WRITTEN INSTRUCTION:
Swap every "tree-node" for "tree-item" in everything from the start of the lines below down to the line containing "426, 460, 445]", and give those lines back with nothing else altered.

DATA FOR PROCESSING:

:::::

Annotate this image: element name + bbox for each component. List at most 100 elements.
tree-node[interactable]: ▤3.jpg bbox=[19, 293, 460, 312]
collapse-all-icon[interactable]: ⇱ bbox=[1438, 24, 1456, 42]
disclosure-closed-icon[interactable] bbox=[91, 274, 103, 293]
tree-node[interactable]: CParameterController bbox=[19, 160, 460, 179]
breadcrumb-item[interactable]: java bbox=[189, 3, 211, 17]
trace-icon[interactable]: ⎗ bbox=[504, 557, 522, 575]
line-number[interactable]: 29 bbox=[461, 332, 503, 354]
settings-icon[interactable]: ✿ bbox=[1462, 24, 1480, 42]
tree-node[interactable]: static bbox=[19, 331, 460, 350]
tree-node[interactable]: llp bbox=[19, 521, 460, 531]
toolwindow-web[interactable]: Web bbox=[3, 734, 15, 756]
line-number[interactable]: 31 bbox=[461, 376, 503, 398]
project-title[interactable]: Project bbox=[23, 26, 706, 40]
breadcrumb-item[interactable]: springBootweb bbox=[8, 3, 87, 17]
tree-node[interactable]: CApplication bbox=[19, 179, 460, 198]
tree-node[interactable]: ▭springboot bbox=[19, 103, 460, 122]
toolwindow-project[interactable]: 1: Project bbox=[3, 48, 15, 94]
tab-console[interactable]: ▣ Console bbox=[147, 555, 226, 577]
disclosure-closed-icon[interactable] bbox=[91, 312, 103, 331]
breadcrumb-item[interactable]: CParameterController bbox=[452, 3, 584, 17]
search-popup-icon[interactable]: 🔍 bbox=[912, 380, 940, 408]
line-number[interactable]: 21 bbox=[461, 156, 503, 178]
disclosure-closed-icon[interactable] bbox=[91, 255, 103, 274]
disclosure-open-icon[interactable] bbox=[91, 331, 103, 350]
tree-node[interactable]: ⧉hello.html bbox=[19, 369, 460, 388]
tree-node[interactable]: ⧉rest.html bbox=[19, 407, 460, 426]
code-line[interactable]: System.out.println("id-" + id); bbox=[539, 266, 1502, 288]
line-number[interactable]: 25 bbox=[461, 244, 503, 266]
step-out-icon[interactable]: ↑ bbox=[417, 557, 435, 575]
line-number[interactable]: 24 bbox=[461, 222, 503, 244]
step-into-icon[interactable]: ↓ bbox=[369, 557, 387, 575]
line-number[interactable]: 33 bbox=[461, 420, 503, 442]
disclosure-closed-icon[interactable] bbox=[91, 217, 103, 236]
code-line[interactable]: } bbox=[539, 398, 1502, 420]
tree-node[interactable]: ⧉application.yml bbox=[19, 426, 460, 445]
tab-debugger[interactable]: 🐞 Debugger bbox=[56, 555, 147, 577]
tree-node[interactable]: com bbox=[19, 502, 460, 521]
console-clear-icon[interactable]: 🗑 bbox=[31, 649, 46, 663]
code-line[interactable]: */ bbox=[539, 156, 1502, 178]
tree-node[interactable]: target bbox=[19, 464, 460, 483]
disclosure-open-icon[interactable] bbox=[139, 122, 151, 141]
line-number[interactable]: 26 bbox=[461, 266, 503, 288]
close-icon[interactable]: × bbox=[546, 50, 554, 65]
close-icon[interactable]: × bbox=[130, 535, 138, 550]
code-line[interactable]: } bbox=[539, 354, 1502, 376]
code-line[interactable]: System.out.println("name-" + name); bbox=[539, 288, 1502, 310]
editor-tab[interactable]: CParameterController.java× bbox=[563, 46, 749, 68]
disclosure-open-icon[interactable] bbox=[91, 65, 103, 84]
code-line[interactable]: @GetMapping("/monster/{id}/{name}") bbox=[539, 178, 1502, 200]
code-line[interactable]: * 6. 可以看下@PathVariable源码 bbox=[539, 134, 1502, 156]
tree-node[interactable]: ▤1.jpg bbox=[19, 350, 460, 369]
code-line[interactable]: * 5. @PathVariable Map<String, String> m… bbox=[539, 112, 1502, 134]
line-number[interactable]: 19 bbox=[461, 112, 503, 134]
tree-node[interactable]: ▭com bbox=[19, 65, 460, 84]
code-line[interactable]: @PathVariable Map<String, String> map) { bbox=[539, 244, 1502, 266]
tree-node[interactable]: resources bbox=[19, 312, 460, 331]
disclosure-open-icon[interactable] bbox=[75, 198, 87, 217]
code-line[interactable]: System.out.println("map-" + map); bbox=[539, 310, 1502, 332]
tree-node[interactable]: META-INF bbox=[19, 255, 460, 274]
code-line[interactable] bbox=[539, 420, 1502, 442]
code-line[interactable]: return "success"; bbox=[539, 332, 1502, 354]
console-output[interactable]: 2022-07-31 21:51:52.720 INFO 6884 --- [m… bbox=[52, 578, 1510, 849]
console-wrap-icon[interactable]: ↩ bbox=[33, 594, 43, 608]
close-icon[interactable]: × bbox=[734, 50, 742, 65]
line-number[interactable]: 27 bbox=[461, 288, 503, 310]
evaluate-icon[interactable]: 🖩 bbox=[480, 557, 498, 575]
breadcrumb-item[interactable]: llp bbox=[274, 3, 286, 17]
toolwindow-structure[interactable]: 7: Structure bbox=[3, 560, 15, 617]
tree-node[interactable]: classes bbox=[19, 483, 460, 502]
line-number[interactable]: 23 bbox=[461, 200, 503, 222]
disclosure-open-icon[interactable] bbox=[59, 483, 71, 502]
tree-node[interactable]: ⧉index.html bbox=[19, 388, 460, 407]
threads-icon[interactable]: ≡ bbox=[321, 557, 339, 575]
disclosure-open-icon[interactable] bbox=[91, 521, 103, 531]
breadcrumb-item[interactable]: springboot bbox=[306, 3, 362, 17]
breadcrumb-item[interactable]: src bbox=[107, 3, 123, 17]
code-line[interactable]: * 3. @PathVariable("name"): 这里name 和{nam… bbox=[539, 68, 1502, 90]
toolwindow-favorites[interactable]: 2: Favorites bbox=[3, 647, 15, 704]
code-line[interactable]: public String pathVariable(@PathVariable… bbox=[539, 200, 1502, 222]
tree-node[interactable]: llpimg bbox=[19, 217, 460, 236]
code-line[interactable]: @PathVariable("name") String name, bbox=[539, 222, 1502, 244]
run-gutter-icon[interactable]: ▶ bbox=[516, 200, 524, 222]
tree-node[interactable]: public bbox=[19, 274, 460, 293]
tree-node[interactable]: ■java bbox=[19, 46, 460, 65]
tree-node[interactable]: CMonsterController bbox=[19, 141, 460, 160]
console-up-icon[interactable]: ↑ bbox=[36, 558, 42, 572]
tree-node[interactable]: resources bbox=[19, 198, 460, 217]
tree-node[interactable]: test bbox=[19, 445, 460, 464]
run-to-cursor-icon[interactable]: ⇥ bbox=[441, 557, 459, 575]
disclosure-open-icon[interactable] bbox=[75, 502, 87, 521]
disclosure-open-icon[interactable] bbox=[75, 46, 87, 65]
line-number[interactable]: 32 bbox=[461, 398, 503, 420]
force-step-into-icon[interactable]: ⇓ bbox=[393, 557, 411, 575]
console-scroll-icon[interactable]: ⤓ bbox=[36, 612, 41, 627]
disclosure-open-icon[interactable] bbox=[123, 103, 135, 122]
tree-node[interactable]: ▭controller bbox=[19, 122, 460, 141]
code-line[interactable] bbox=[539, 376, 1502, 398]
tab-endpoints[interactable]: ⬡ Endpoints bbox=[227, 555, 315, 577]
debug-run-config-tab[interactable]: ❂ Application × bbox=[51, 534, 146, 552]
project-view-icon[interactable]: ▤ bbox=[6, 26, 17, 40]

:::::

SOLUTION TO THE EXERCISE:
Annotate this image: element name + bbox for each component. List at most 100 elements.
tree-item[interactable]: ▤3.jpg bbox=[19, 293, 460, 312]
collapse-all-icon[interactable]: ⇱ bbox=[1438, 24, 1456, 42]
disclosure-closed-icon[interactable] bbox=[91, 274, 103, 293]
tree-item[interactable]: CParameterController bbox=[19, 160, 460, 179]
breadcrumb-item[interactable]: java bbox=[189, 3, 211, 17]
trace-icon[interactable]: ⎗ bbox=[504, 557, 522, 575]
line-number[interactable]: 29 bbox=[461, 332, 503, 354]
settings-icon[interactable]: ✿ bbox=[1462, 24, 1480, 42]
tree-item[interactable]: static bbox=[19, 331, 460, 350]
tree-item[interactable]: llp bbox=[19, 521, 460, 531]
toolwindow-web[interactable]: Web bbox=[3, 734, 15, 756]
line-number[interactable]: 31 bbox=[461, 376, 503, 398]
project-title[interactable]: Project bbox=[23, 26, 706, 40]
breadcrumb-item[interactable]: springBootweb bbox=[8, 3, 87, 17]
tree-item[interactable]: CApplication bbox=[19, 179, 460, 198]
tree-item[interactable]: ▭springboot bbox=[19, 103, 460, 122]
toolwindow-project[interactable]: 1: Project bbox=[3, 48, 15, 94]
tab-console[interactable]: ▣ Console bbox=[147, 555, 226, 577]
disclosure-closed-icon[interactable] bbox=[91, 312, 103, 331]
breadcrumb-item[interactable]: CParameterController bbox=[452, 3, 584, 17]
search-popup-icon[interactable]: 🔍 bbox=[912, 380, 940, 408]
line-number[interactable]: 21 bbox=[461, 156, 503, 178]
disclosure-closed-icon[interactable] bbox=[91, 255, 103, 274]
disclosure-open-icon[interactable] bbox=[91, 331, 103, 350]
tree-item[interactable]: ⧉hello.html bbox=[19, 369, 460, 388]
tree-item[interactable]: ⧉rest.html bbox=[19, 407, 460, 426]
code-line[interactable]: System.out.println("id-" + id); bbox=[539, 266, 1502, 288]
line-number[interactable]: 25 bbox=[461, 244, 503, 266]
step-out-icon[interactable]: ↑ bbox=[417, 557, 435, 575]
line-number[interactable]: 24 bbox=[461, 222, 503, 244]
step-into-icon[interactable]: ↓ bbox=[369, 557, 387, 575]
line-number[interactable]: 33 bbox=[461, 420, 503, 442]
disclosure-closed-icon[interactable] bbox=[91, 217, 103, 236]
code-line[interactable]: } bbox=[539, 398, 1502, 420]
tree-item[interactable]: ⧉application.yml bbox=[19, 426, 460, 445]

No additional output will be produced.